WRITTEN TASK
In the copy, keep every record exact and leave out all images.

* begin RECORDS TO USE *

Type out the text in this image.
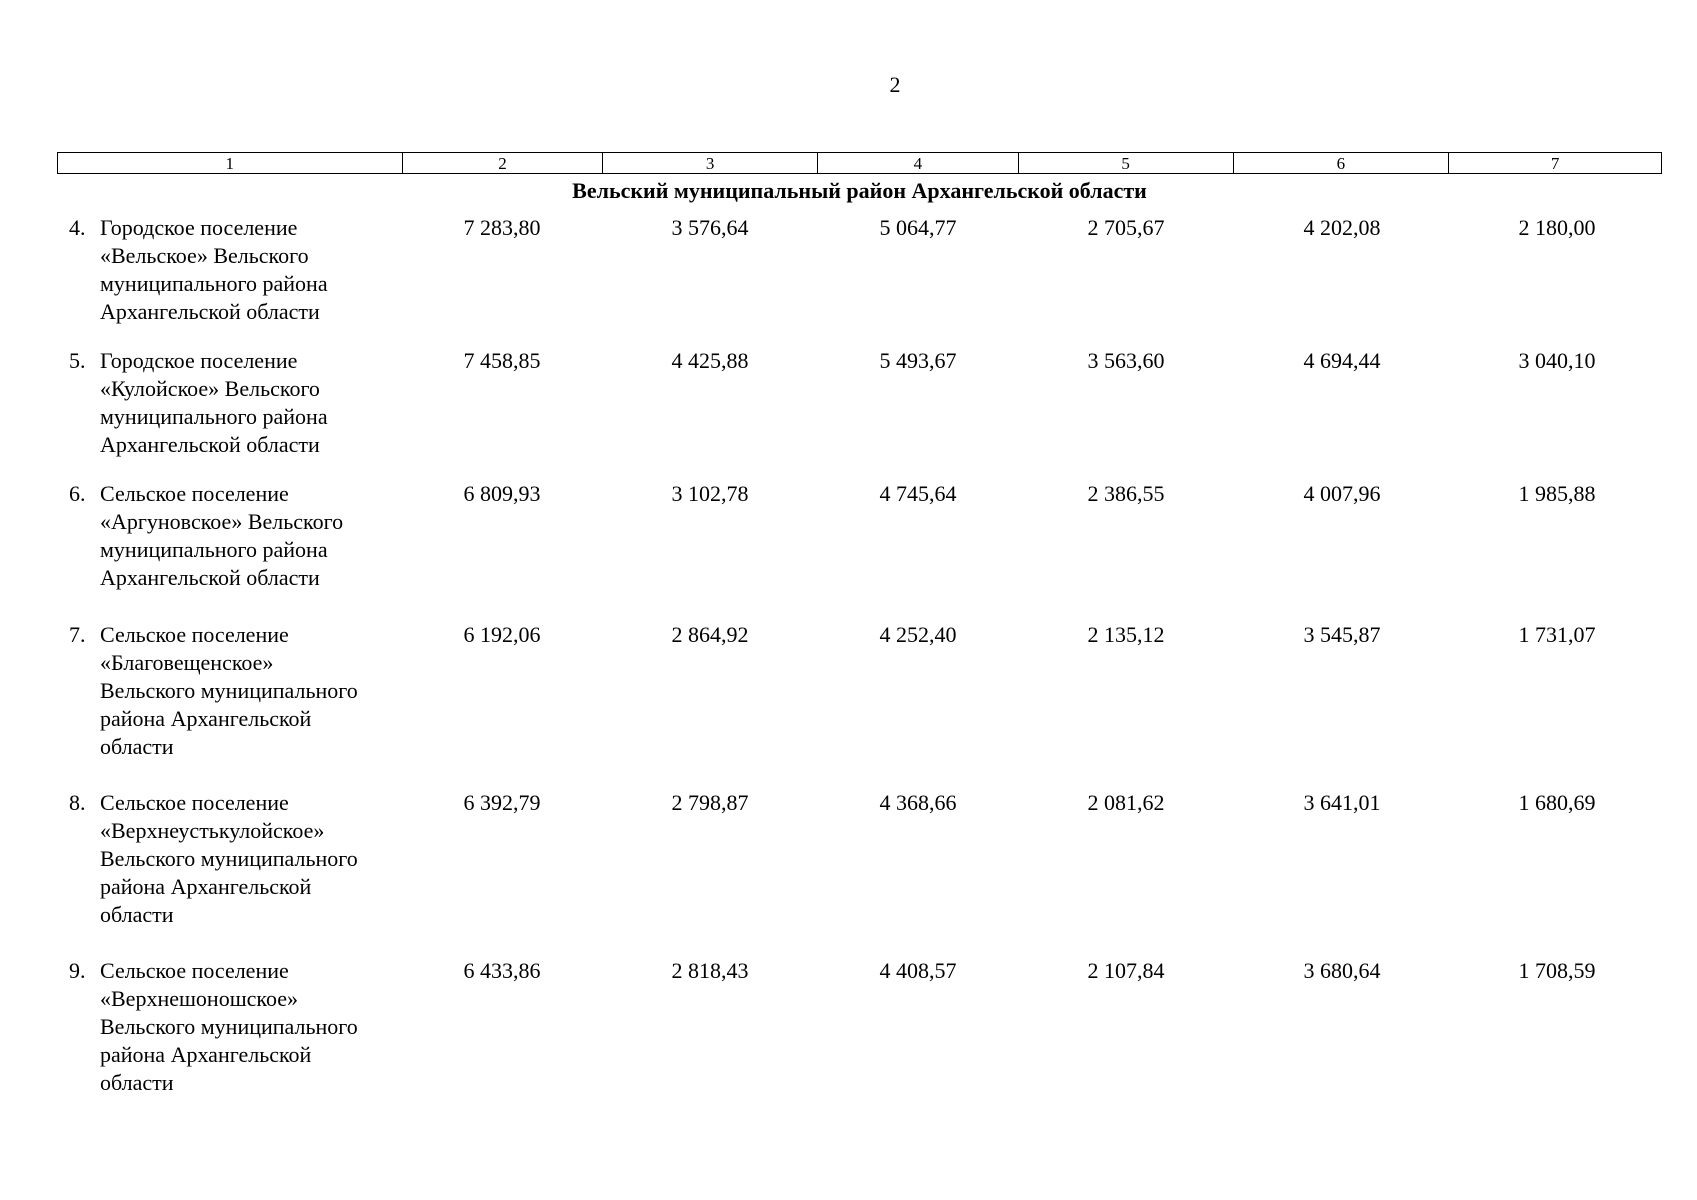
2
1	2	3	4	5	6	7
Вельский муниципальный район Архангельской области
4. Городское поселение
«Вельское» Вельского
муниципального района
Архангельской области
7 283,80	3 576,64	5 064,77	2 705,67	4 202,08	2 180,00
5. Городское поселение
«Кулойское» Вельского
муниципального района
Архангельской области
7 458,85	4 425,88	5 493,67	3 563,60	4 694,44	3 040,10
6. Сельское поселение
«Аргуновское» Вельского
муниципального района
Архангельской области
6 809,93	3 102,78	4 745,64	2 386,55	4 007,96	1 985,88
7. Сельское поселение
«Благовещенское»
Вельского муниципального
района Архангельской
области
6 192,06	2 864,92	4 252,40	2 135,12	3 545,87	1 731,07
8. Сельское поселение
«Верхнеустькулойское»
Вельского муниципального
района Архангельской
области
6 392,79	2 798,87	4 368,66	2 081,62	3 641,01	1 680,69
9. Сельское поселение
«Верхнешоношское»
Вельского муниципального
района Архангельской
области
6 433,86	2 818,43	4 408,57	2 107,84	3 680,64	1 708,59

* end RECORDS TO USE *

EXPECTED ANSWER
Type out the text in this image.
2
1	2	3	4	5	6	7
Вельский муниципальный район Архангельской области
4. Городское поселение
«Вельское» Вельского
муниципального района
Архангельской области
7 283,80	3 576,64	5 064,77	2 705,67	4 202,08	2 180,00
5. Городское поселение
«Кулойское» Вельского
муниципального района
Архангельской области
7 458,85	4 425,88	5 493,67	3 563,60	4 694,44	3 040,10
6. Сельское поселение
«Аргуновское» Вельского
муниципального района
Архангельской области
6 809,93	3 102,78	4 745,64	2 386,55	4 007,96	1 985,88
7. Сельское поселение
«Благовещенское»
Вельского муниципального
района Архангельской
области
6 192,06	2 864,92	4 252,40	2 135,12	3 545,87	1 731,07
8. Сельское поселение
«Верхнеустькулойское»
Вельского муниципального
района Архангельской
области
6 392,79	2 798,87	4 368,66	2 081,62	3 641,01	1 680,69
9. Сельское поселение
«Верхнешоношское»
Вельского муниципального
района Архангельской
области
6 433,86	2 818,43	4 408,57	2 107,84	3 680,64	1 708,59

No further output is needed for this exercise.